▶ Exercise details: Give only one thing: the number of lines that include the word "نظارہ".

[Collected data]

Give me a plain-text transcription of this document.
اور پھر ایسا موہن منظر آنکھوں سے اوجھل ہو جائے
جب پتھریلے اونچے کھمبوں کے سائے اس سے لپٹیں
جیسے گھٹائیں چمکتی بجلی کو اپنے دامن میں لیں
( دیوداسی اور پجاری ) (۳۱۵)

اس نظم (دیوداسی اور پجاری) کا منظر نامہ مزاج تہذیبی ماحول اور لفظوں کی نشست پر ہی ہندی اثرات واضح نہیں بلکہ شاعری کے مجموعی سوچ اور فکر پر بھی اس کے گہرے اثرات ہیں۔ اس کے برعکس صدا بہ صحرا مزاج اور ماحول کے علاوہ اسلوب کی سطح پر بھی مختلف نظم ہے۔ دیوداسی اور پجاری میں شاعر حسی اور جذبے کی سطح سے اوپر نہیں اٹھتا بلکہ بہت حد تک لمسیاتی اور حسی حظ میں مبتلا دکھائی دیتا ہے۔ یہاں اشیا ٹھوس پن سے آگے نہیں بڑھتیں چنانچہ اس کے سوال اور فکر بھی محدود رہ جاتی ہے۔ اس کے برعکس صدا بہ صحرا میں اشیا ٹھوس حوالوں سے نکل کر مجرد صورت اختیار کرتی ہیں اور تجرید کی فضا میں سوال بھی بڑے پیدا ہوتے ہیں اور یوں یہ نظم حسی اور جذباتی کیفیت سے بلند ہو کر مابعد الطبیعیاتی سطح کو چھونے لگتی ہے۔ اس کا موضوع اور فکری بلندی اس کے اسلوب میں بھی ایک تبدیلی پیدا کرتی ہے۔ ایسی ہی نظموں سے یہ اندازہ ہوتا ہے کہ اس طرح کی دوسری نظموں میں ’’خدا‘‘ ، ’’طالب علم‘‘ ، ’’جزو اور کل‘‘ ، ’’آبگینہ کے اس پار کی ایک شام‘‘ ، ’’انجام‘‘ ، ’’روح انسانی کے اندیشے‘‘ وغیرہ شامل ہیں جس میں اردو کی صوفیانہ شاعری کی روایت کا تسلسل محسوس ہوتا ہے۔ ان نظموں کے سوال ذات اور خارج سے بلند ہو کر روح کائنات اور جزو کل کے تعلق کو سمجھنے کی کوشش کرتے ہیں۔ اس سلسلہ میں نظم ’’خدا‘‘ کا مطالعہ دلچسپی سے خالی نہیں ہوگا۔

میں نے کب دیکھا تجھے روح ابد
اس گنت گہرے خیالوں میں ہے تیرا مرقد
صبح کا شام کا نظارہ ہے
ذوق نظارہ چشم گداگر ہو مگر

▶ The reply: 2